▸ **Supplied data**:
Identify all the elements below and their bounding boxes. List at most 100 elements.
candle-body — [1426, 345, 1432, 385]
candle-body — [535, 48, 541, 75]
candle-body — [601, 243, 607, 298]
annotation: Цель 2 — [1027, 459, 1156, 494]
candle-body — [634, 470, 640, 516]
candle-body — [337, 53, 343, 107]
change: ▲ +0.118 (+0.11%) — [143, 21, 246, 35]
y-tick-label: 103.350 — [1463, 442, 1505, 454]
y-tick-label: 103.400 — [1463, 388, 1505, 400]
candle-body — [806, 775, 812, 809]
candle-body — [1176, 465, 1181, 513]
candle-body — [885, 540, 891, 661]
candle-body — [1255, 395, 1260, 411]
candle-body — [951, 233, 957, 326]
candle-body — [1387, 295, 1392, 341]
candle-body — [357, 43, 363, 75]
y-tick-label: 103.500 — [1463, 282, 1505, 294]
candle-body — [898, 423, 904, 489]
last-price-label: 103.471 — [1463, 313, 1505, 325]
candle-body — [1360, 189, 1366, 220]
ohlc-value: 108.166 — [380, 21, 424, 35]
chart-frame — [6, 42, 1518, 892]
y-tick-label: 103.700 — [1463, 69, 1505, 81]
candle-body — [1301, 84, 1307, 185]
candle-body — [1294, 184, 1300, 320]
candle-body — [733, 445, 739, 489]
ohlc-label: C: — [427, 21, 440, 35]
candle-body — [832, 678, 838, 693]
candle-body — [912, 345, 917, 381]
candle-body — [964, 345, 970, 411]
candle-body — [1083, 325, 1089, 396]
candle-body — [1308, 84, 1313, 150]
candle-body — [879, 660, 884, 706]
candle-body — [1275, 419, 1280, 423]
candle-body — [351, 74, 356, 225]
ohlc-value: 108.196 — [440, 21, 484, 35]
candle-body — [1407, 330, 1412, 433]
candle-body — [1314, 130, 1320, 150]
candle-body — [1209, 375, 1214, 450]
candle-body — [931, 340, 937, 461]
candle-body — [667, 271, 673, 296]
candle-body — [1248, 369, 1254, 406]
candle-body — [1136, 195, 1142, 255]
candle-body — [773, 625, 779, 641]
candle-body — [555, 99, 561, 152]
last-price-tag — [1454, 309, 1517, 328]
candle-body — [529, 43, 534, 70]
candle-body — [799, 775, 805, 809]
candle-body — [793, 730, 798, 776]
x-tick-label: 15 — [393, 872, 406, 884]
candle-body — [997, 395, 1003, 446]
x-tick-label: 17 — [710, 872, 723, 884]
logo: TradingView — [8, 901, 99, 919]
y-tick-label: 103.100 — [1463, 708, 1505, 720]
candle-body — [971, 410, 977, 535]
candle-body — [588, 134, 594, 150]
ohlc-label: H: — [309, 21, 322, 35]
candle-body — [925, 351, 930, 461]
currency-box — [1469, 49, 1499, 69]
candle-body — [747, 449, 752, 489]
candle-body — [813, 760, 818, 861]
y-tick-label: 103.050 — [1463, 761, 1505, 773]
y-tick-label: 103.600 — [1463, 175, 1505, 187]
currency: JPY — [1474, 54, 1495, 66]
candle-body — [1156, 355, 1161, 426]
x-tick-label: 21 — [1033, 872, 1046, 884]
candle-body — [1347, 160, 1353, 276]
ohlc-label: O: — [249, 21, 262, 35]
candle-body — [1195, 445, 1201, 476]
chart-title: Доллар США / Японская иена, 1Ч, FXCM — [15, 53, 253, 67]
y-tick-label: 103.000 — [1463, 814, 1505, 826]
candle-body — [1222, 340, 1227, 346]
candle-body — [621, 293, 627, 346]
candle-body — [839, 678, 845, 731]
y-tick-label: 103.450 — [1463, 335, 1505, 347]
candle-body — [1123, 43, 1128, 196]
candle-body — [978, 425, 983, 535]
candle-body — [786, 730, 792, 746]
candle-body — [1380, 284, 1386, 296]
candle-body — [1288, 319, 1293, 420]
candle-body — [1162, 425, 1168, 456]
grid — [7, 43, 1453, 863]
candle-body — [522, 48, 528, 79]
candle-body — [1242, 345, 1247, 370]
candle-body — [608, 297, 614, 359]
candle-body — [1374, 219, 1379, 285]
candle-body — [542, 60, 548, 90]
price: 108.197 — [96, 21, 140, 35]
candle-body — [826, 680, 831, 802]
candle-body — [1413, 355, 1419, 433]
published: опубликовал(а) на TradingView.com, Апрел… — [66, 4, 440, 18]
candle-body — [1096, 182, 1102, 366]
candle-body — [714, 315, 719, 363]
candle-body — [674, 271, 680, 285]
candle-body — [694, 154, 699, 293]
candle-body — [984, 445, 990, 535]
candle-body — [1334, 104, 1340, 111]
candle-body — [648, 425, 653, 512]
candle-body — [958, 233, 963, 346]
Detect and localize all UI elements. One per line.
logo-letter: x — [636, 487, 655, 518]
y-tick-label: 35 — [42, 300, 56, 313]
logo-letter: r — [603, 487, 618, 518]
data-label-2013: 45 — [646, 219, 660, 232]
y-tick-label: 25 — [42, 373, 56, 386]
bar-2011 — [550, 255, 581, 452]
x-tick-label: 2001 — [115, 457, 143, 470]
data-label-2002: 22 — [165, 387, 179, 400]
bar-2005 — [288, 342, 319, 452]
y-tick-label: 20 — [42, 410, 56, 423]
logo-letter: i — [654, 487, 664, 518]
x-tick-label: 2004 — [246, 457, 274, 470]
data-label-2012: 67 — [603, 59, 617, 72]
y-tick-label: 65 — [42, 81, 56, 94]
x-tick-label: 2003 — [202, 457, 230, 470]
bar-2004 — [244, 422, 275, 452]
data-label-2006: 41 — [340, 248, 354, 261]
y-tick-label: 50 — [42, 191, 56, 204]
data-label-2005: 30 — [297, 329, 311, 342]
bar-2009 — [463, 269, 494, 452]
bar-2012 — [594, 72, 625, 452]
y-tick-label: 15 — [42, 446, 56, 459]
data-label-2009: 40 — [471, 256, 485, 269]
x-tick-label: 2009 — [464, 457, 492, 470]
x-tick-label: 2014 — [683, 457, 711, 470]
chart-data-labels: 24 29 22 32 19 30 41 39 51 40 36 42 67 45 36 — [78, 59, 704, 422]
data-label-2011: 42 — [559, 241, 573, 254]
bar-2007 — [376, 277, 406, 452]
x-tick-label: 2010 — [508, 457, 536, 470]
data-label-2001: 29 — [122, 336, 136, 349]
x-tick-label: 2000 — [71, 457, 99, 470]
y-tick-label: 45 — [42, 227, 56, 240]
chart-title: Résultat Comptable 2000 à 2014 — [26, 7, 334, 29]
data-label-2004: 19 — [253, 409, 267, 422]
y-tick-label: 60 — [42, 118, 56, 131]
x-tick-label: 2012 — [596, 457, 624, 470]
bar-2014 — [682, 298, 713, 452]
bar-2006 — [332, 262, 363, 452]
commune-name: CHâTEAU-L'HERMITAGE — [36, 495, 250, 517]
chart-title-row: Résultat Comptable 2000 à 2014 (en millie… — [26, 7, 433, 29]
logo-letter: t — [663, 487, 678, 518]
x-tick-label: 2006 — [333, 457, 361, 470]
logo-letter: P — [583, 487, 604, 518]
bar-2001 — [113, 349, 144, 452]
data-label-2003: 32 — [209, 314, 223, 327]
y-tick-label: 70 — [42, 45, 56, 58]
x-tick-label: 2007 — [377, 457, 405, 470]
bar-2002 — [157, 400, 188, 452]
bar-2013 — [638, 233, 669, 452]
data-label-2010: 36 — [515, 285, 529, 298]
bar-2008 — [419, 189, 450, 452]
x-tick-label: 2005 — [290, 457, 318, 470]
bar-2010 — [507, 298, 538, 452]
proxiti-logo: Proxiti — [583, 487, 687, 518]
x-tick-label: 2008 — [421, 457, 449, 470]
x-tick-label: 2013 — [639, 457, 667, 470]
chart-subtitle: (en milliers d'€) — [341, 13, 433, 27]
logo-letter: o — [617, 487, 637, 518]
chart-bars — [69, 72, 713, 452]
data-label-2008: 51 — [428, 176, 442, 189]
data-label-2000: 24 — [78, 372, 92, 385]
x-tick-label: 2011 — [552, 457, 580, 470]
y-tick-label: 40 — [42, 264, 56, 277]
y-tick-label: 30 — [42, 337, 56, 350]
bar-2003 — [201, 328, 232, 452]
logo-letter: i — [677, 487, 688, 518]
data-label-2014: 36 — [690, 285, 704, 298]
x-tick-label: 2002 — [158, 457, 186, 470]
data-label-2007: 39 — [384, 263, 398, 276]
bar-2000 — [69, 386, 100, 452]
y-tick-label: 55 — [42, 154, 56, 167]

▸ **Objective**:
Could you copy out the listing word for word, starting at its very first line and ending at the line that contains "annotation: Цель 2 — [1027, 459, 1156, 494]", with both of those lines included?

▸ **Result for this exercise**:
Identify all the elements below and their bounding boxes. List at most 100 elements.
candle-body — [1426, 345, 1432, 385]
candle-body — [535, 48, 541, 75]
candle-body — [601, 243, 607, 298]
annotation: Цель 2 — [1027, 459, 1156, 494]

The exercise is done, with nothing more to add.